*** DATA LINES ***
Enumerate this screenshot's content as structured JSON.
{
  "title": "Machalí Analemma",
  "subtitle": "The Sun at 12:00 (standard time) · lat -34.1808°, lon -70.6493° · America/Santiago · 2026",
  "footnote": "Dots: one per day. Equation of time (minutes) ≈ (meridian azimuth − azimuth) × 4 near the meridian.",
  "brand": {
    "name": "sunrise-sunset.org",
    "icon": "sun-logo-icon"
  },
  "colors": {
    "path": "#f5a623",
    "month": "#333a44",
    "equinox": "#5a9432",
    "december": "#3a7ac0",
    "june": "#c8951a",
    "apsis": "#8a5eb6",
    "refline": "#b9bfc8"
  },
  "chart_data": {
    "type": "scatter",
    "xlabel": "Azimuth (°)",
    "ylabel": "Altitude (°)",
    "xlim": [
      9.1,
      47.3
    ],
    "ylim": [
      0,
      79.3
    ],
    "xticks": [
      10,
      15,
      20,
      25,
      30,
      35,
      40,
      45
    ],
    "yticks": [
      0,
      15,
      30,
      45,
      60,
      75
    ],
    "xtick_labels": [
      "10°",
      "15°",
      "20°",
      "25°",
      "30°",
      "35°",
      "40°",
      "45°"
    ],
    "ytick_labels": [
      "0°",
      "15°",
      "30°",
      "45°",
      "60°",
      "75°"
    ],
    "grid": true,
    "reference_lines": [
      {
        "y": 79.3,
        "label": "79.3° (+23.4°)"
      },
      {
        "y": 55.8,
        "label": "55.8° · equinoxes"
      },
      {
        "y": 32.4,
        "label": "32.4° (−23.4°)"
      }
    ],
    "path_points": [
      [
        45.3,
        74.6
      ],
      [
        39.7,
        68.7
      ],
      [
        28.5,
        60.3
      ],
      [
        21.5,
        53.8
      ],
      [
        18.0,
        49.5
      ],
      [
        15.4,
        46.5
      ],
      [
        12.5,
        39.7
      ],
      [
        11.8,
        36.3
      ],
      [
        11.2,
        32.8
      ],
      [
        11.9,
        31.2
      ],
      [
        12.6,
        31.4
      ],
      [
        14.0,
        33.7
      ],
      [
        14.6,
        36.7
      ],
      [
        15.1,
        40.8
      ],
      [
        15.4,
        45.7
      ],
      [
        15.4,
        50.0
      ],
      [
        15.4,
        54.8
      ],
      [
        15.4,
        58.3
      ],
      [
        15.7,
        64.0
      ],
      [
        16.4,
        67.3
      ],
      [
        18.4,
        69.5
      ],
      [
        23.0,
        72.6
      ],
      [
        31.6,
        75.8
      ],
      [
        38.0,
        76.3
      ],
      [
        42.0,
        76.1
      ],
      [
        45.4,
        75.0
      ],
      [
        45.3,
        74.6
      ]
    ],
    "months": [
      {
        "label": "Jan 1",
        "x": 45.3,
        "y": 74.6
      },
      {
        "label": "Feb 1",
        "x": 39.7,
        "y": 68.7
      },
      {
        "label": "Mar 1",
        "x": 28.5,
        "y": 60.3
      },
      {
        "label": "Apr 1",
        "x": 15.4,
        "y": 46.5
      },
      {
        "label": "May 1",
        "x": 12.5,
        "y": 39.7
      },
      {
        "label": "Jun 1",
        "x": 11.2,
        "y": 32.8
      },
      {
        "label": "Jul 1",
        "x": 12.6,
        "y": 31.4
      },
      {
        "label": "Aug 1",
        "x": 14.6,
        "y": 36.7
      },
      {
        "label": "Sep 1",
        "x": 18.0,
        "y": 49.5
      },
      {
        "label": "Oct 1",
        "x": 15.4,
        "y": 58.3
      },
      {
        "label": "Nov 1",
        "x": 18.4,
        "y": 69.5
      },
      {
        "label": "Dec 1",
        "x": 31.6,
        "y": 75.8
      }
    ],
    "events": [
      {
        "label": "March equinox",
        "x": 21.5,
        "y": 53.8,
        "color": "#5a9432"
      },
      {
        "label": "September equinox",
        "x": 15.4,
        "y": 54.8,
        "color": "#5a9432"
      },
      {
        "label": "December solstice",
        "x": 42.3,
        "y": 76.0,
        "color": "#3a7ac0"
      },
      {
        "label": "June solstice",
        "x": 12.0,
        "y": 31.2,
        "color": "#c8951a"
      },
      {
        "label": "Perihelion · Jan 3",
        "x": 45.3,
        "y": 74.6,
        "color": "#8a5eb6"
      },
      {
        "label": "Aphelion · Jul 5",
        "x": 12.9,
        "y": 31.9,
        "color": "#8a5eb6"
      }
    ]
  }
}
***
TASK BRIEF: Return all of the entries exactly as they were supplied.

WRITTEN SOLUTION:
Enumerate this screenshot's content as structured JSON.
{
  "title": "Machalí Analemma",
  "subtitle": "The Sun at 12:00 (standard time) · lat -34.1808°, lon -70.6493° · America/Santiago · 2026",
  "footnote": "Dots: one per day. Equation of time (minutes) ≈ (meridian azimuth − azimuth) × 4 near the meridian.",
  "brand": {
    "name": "sunrise-sunset.org",
    "icon": "sun-logo-icon"
  },
  "colors": {
    "path": "#f5a623",
    "month": "#333a44",
    "equinox": "#5a9432",
    "december": "#3a7ac0",
    "june": "#c8951a",
    "apsis": "#8a5eb6",
    "refline": "#b9bfc8"
  },
  "chart_data": {
    "type": "scatter",
    "xlabel": "Azimuth (°)",
    "ylabel": "Altitude (°)",
    "xlim": [
      9.1,
      47.3
    ],
    "ylim": [
      0,
      79.3
    ],
    "xticks": [
      10,
      15,
      20,
      25,
      30,
      35,
      40,
      45
    ],
    "yticks": [
      0,
      15,
      30,
      45,
      60,
      75
    ],
    "xtick_labels": [
      "10°",
      "15°",
      "20°",
      "25°",
      "30°",
      "35°",
      "40°",
      "45°"
    ],
    "ytick_labels": [
      "0°",
      "15°",
      "30°",
      "45°",
      "60°",
      "75°"
    ],
    "grid": true,
    "reference_lines": [
      {
        "y": 79.3,
        "label": "79.3° (+23.4°)"
      },
      {
        "y": 55.8,
        "label": "55.8° · equinoxes"
      },
      {
        "y": 32.4,
        "label": "32.4° (−23.4°)"
      }
    ],
    "path_points": [
      [
        45.3,
        74.6
      ],
      [
        39.7,
        68.7
      ],
      [
        28.5,
        60.3
      ],
      [
        21.5,
        53.8
      ],
      [
        18.0,
        49.5
      ],
      [
        15.4,
        46.5
      ],
      [
        12.5,
        39.7
      ],
      [
        11.8,
        36.3
      ],
      [
        11.2,
        32.8
      ],
      [
        11.9,
        31.2
      ],
      [
        12.6,
        31.4
      ],
      [
        14.0,
        33.7
      ],
      [
        14.6,
        36.7
      ],
      [
        15.1,
        40.8
      ],
      [
        15.4,
        45.7
      ],
      [
        15.4,
        50.0
      ],
      [
        15.4,
        54.8
      ],
      [
        15.4,
        58.3
      ],
      [
        15.7,
        64.0
      ],
      [
        16.4,
        67.3
      ],
      [
        18.4,
        69.5
      ],
      [
        23.0,
        72.6
      ],
      [
        31.6,
        75.8
      ],
      [
        38.0,
        76.3
      ],
      [
        42.0,
        76.1
      ],
      [
        45.4,
        75.0
      ],
      [
        45.3,
        74.6
      ]
    ],
    "months": [
      {
        "label": "Jan 1",
        "x": 45.3,
        "y": 74.6
      },
      {
        "label": "Feb 1",
        "x": 39.7,
        "y": 68.7
      },
      {
        "label": "Mar 1",
        "x": 28.5,
        "y": 60.3
      },
      {
        "label": "Apr 1",
        "x": 15.4,
        "y": 46.5
      },
      {
        "label": "May 1",
        "x": 12.5,
        "y": 39.7
      },
      {
        "label": "Jun 1",
        "x": 11.2,
        "y": 32.8
      },
      {
        "label": "Jul 1",
        "x": 12.6,
        "y": 31.4
      },
      {
        "label": "Aug 1",
        "x": 14.6,
        "y": 36.7
      },
      {
        "label": "Sep 1",
        "x": 18.0,
        "y": 49.5
      },
      {
        "label": "Oct 1",
        "x": 15.4,
        "y": 58.3
      },
      {
        "label": "Nov 1",
        "x": 18.4,
        "y": 69.5
      },
      {
        "label": "Dec 1",
        "x": 31.6,
        "y": 75.8
      }
    ],
    "events": [
      {
        "label": "March equinox",
        "x": 21.5,
        "y": 53.8,
        "color": "#5a9432"
      },
      {
        "label": "September equinox",
        "x": 15.4,
        "y": 54.8,
        "color": "#5a9432"
      },
      {
        "label": "December solstice",
        "x": 42.3,
        "y": 76.0,
        "color": "#3a7ac0"
      },
      {
        "label": "June solstice",
        "x": 12.0,
        "y": 31.2,
        "color": "#c8951a"
      },
      {
        "label": "Perihelion · Jan 3",
        "x": 45.3,
        "y": 74.6,
        "color": "#8a5eb6"
      },
      {
        "label": "Aphelion · Jul 5",
        "x": 12.9,
        "y": 31.9,
        "color": "#8a5eb6"
      }
    ]
  }
}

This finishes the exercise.